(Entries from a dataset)
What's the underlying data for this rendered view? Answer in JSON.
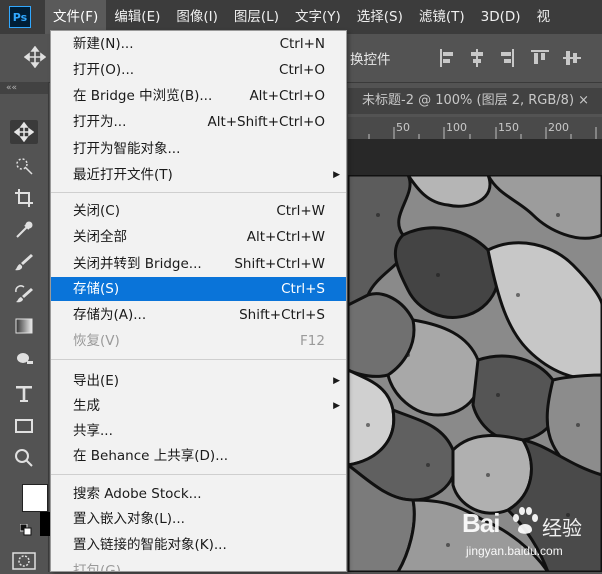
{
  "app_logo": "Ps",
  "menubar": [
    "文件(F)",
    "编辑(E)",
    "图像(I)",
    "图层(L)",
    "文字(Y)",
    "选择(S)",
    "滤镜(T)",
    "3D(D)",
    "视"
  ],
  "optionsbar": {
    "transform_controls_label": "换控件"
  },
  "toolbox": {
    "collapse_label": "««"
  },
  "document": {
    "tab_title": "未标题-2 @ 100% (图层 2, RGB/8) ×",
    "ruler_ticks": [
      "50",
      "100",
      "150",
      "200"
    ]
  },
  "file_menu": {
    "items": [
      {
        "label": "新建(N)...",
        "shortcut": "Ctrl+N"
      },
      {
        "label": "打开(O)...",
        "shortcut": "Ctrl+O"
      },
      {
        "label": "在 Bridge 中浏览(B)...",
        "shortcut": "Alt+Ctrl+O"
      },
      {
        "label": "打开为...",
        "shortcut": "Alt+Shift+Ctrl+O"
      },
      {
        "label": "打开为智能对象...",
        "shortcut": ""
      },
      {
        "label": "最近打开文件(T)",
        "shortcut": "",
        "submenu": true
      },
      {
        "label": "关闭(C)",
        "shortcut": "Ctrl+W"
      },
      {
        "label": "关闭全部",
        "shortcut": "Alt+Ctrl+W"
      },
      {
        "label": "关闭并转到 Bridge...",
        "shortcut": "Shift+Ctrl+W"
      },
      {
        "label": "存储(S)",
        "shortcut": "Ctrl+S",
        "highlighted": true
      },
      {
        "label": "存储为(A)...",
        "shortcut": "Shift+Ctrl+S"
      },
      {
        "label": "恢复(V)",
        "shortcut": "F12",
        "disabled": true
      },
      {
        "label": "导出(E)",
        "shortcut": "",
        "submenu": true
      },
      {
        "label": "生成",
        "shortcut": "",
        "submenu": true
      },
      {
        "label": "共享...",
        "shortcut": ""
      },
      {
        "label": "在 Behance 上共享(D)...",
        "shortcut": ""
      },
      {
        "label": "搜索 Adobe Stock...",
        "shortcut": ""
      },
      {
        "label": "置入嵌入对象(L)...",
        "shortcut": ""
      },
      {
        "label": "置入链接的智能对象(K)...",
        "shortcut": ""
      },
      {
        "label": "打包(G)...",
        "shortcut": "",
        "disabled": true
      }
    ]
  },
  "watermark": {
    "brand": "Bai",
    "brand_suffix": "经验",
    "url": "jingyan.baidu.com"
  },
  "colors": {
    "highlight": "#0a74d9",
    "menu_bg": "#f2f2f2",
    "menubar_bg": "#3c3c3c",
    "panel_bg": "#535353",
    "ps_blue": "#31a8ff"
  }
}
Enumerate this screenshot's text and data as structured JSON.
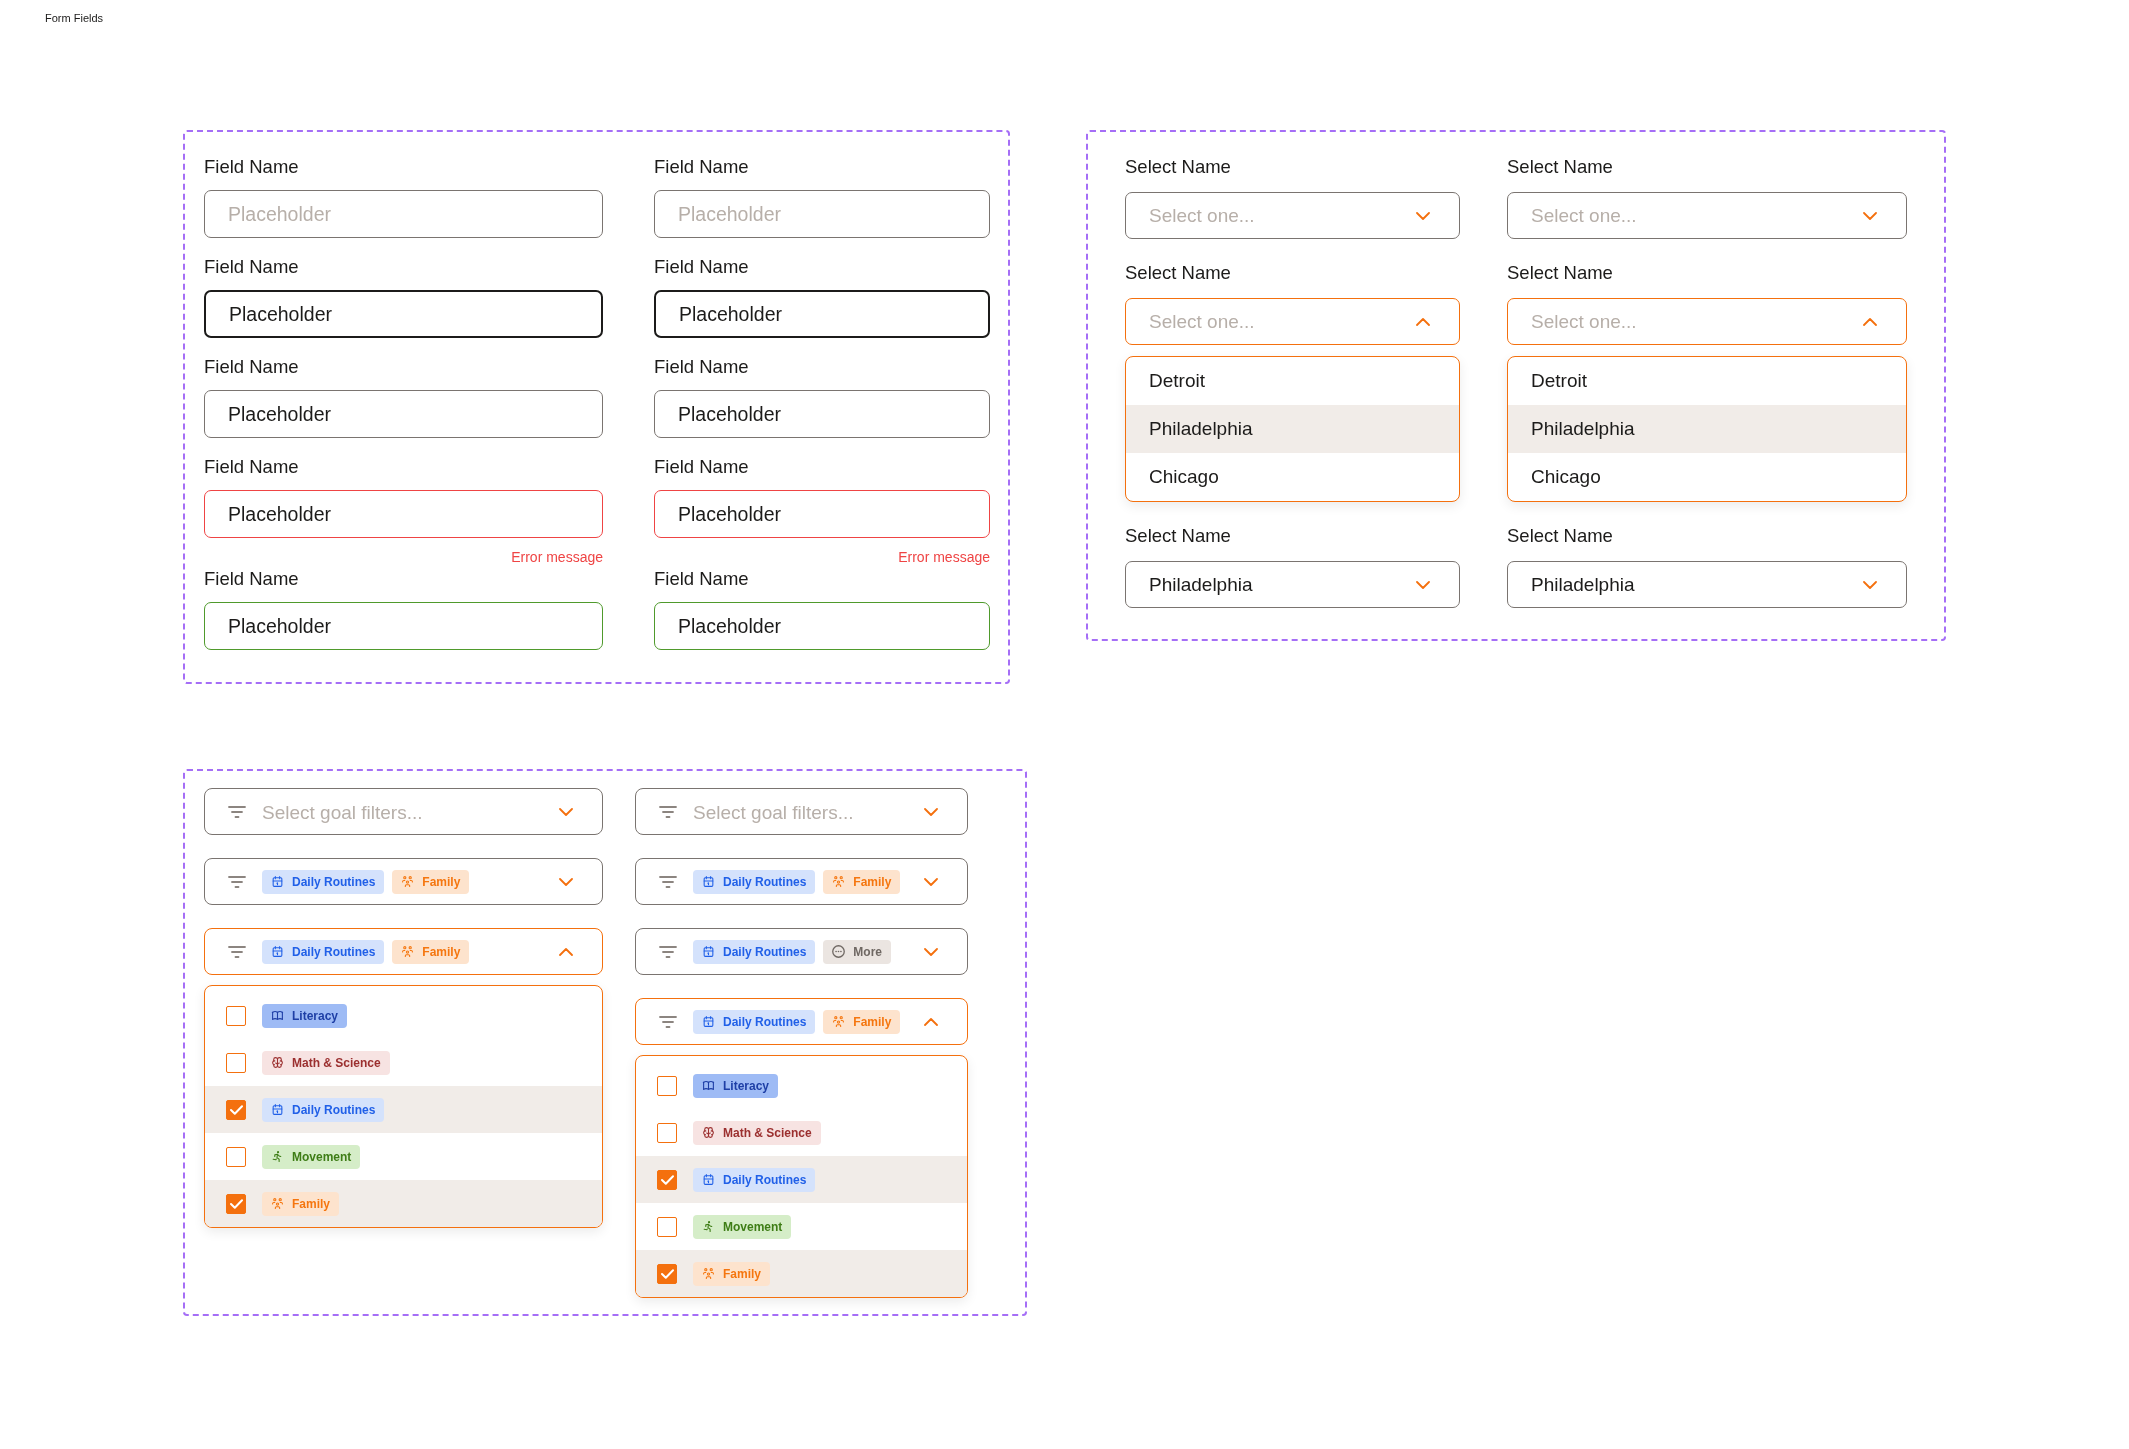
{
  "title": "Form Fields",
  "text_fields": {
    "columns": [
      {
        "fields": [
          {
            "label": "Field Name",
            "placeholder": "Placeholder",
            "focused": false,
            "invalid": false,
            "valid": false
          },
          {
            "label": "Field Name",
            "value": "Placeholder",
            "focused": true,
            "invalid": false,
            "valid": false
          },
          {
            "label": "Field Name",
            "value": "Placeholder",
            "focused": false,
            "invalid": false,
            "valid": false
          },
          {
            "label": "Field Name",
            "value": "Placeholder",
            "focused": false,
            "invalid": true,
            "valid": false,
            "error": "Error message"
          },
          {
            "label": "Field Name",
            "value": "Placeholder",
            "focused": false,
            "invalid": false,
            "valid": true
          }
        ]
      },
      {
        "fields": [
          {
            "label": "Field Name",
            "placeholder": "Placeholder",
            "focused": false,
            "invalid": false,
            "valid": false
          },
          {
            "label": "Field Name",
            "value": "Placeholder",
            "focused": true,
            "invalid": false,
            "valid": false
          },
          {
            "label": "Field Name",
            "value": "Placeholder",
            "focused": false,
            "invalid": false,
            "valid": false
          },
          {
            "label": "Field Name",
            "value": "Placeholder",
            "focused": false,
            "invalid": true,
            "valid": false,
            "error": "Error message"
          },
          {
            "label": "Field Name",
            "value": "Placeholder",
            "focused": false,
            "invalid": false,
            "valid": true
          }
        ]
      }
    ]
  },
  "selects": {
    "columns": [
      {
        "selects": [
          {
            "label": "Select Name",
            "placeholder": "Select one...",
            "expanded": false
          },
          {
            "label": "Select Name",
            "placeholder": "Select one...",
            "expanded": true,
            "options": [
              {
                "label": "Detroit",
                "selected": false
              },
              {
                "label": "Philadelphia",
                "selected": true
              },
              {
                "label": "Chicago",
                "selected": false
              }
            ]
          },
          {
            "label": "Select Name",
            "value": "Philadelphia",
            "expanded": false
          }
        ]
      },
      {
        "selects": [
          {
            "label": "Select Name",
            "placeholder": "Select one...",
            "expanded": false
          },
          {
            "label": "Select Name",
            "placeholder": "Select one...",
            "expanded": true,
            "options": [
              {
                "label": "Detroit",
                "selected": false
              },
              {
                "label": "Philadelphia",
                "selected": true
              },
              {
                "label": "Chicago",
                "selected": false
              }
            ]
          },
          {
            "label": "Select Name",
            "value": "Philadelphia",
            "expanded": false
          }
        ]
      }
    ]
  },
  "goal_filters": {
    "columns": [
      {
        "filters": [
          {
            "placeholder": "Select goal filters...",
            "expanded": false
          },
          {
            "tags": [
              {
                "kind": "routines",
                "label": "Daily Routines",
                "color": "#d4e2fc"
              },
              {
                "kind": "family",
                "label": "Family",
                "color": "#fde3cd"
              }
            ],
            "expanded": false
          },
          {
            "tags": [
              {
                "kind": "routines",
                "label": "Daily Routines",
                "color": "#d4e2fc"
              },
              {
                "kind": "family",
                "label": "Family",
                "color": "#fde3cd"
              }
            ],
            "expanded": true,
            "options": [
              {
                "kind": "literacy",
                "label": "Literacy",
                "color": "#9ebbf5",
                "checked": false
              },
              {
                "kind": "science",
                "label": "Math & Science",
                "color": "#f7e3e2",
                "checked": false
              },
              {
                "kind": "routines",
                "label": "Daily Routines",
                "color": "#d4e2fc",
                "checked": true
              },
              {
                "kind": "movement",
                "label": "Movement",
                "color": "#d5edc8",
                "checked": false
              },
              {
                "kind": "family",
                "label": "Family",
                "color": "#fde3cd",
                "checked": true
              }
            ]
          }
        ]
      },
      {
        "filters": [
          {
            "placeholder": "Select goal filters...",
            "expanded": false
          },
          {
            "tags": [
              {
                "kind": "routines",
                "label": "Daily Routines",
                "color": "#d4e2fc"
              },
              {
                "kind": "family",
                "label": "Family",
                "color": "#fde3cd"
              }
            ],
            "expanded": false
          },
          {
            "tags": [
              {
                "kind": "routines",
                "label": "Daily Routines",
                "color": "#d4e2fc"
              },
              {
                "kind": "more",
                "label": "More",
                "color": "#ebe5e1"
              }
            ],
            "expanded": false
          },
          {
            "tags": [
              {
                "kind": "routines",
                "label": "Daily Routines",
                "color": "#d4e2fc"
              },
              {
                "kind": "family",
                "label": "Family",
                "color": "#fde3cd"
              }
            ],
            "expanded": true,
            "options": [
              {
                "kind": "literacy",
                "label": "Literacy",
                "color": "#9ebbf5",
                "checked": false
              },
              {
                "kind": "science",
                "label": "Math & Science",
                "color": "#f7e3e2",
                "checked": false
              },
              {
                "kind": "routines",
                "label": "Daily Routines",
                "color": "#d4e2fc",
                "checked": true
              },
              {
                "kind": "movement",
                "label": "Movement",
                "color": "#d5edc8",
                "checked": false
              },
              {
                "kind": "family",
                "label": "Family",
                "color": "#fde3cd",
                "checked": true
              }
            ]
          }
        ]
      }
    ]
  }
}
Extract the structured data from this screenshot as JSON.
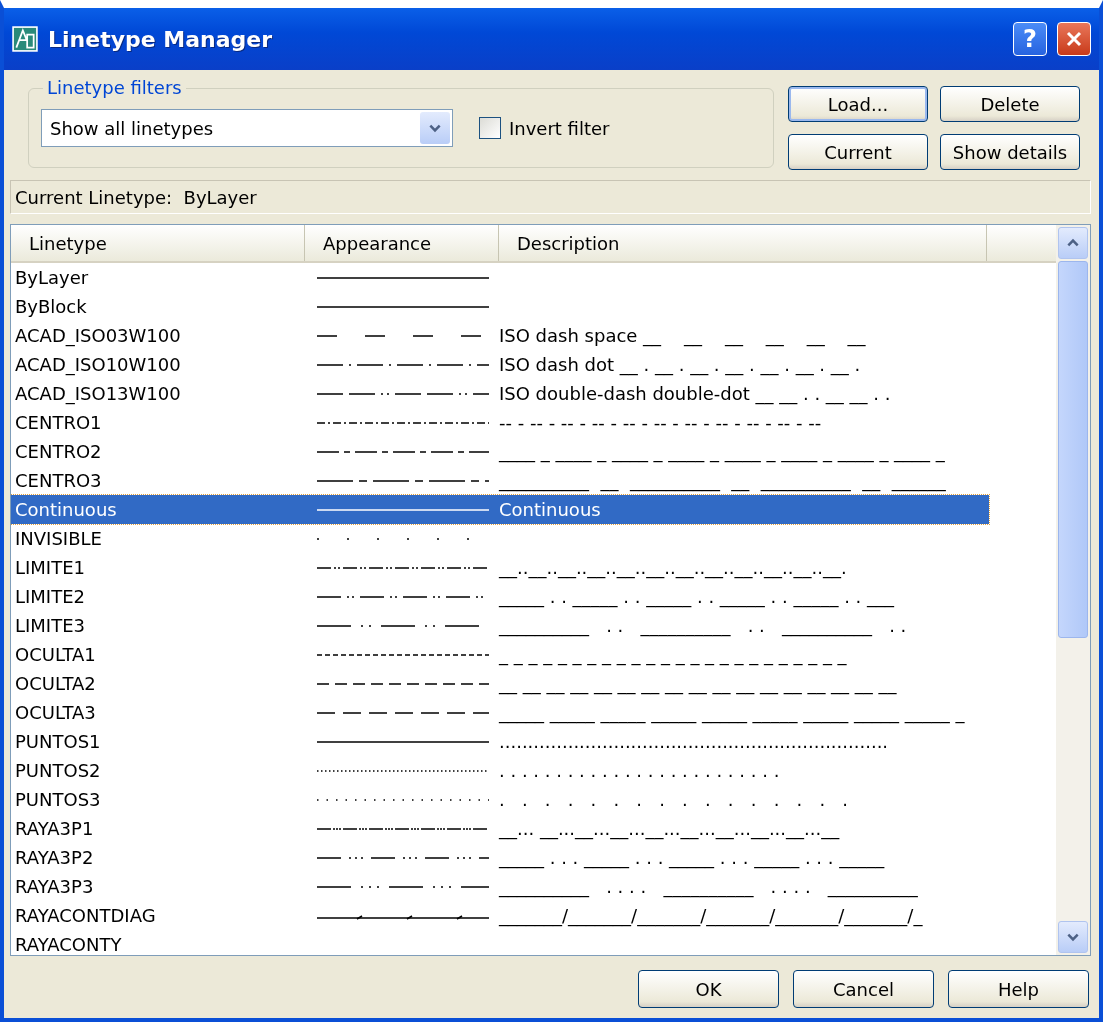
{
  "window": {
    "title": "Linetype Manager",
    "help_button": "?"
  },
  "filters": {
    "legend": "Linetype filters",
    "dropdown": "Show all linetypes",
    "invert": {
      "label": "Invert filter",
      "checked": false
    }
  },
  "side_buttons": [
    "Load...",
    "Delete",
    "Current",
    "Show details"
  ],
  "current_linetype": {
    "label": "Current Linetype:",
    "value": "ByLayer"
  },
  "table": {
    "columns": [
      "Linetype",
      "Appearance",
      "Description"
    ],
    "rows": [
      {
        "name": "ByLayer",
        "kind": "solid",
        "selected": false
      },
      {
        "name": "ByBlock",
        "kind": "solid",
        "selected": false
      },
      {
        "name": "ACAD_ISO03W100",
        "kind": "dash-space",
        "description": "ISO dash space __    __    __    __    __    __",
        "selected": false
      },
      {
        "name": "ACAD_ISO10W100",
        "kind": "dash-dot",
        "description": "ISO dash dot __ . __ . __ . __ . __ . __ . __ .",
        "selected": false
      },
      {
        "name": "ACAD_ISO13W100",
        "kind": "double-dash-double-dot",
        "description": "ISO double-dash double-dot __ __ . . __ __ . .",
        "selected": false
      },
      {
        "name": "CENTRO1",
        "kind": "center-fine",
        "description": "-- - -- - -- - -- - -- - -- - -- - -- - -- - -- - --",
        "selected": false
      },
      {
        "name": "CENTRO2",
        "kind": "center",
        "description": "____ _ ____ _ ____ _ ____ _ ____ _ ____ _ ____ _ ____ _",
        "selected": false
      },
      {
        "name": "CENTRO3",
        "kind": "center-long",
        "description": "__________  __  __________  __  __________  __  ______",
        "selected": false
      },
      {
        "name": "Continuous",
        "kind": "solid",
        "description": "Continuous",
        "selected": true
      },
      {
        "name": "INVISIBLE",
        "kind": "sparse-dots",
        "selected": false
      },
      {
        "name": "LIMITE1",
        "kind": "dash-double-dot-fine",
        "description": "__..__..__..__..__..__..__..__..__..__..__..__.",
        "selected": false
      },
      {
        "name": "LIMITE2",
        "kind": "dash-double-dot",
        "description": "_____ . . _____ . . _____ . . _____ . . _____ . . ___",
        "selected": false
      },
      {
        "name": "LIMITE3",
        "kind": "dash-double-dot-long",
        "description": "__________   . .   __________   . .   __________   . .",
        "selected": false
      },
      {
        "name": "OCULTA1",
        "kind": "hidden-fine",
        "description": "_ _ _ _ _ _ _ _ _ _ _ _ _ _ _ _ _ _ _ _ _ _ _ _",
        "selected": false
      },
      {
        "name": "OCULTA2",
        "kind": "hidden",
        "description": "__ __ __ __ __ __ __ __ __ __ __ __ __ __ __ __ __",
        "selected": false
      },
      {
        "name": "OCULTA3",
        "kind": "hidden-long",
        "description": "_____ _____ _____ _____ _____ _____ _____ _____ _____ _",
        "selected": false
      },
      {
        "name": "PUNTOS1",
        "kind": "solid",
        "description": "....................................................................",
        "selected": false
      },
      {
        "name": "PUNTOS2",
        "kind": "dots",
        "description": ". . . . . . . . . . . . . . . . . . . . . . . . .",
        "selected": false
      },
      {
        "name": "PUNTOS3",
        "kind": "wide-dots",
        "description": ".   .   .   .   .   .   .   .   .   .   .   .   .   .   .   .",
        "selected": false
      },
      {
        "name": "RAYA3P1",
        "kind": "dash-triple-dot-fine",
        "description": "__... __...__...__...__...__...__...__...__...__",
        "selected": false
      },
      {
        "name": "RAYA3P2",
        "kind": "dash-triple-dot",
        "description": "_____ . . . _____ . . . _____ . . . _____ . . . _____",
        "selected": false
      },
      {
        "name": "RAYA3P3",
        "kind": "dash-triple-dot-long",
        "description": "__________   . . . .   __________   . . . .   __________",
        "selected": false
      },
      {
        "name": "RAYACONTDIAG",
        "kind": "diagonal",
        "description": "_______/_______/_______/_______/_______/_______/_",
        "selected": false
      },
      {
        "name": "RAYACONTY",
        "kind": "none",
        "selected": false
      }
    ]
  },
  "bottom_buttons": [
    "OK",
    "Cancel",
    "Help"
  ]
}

▶ WHAT IS EXPECTED: Copy the lines from the entries above in which the word "Show" appears.

▶ RESULT FOR THIS TASK:
    "dropdown": "Show all linetypes",
    "Show details"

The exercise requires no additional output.